[Written problem] Exactly repeat the full listing that follows.
══ Recorded data
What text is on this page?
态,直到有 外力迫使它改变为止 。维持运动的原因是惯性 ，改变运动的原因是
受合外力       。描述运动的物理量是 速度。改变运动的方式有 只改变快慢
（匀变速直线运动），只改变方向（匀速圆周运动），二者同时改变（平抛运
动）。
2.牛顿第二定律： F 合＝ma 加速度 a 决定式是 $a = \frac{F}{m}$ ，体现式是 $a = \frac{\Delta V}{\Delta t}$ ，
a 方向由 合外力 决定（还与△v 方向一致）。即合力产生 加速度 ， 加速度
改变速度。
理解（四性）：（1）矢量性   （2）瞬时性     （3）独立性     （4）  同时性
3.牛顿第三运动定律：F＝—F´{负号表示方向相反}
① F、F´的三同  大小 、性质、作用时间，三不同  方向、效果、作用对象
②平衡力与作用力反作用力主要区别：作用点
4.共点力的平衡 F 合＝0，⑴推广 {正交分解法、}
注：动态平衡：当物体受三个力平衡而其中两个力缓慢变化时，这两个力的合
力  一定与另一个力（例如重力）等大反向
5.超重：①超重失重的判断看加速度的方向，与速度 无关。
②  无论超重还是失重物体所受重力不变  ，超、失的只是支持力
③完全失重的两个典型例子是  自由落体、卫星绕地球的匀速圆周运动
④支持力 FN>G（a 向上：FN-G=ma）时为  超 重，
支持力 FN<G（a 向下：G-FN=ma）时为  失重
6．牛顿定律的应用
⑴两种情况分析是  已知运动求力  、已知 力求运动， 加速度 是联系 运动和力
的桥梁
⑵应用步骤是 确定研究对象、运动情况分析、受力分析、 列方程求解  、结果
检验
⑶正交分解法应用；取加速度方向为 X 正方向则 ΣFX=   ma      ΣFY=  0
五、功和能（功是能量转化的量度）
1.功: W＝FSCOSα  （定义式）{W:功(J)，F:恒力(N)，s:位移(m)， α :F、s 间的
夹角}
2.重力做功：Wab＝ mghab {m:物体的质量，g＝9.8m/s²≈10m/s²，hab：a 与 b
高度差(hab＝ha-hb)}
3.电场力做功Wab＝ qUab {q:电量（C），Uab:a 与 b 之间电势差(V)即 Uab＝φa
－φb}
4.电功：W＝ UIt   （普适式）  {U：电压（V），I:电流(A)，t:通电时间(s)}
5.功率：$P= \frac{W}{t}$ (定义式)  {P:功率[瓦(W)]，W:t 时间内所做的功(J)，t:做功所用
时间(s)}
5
════
[Response to the exercise]
What text is on this page?
态,直到有 外力迫使它改变为止 。维持运动的原因是惯性 ，改变运动的原因是
受合外力       。描述运动的物理量是 速度。改变运动的方式有 只改变快慢
（匀变速直线运动），只改变方向（匀速圆周运动），二者同时改变（平抛运
动）。
2.牛顿第二定律： F 合＝ma 加速度 a 决定式是 $a = \frac{F}{m}$ ，体现式是 $a = \frac{\Delta V}{\Delta t}$ ，
a 方向由 合外力 决定（还与△v 方向一致）。即合力产生 加速度 ， 加速度
改变速度。
理解（四性）：（1）矢量性   （2）瞬时性     （3）独立性     （4）  同时性
3.牛顿第三运动定律：F＝—F´{负号表示方向相反}
① F、F´的三同  大小 、性质、作用时间，三不同  方向、效果、作用对象
②平衡力与作用力反作用力主要区别：作用点
4.共点力的平衡 F 合＝0，⑴推广 {正交分解法、}
注：动态平衡：当物体受三个力平衡而其中两个力缓慢变化时，这两个力的合
力  一定与另一个力（例如重力）等大反向
5.超重：①超重失重的判断看加速度的方向，与速度 无关。
②  无论超重还是失重物体所受重力不变  ，超、失的只是支持力
③完全失重的两个典型例子是  自由落体、卫星绕地球的匀速圆周运动
④支持力 FN>G（a 向上：FN-G=ma）时为  超 重，
支持力 FN<G（a 向下：G-FN=ma）时为  失重
6．牛顿定律的应用
⑴两种情况分析是  已知运动求力  、已知 力求运动， 加速度 是联系 运动和力
的桥梁
⑵应用步骤是 确定研究对象、运动情况分析、受力分析、 列方程求解  、结果
检验
⑶正交分解法应用；取加速度方向为 X 正方向则 ΣFX=   ma      ΣFY=  0
五、功和能（功是能量转化的量度）
1.功: W＝FSCOSα  （定义式）{W:功(J)，F:恒力(N)，s:位移(m)， α :F、s 间的
夹角}
2.重力做功：Wab＝ mghab {m:物体的质量，g＝9.8m/s²≈10m/s²，hab：a 与 b
高度差(hab＝ha-hb)}
3.电场力做功Wab＝ qUab {q:电量（C），Uab:a 与 b 之间电势差(V)即 Uab＝φa
－φb}
4.电功：W＝ UIt   （普适式）  {U：电压（V），I:电流(A)，t:通电时间(s)}
5.功率：$P= \frac{W}{t}$ (定义式)  {P:功率[瓦(W)]，W:t 时间内所做的功(J)，t:做功所用
时间(s)}
5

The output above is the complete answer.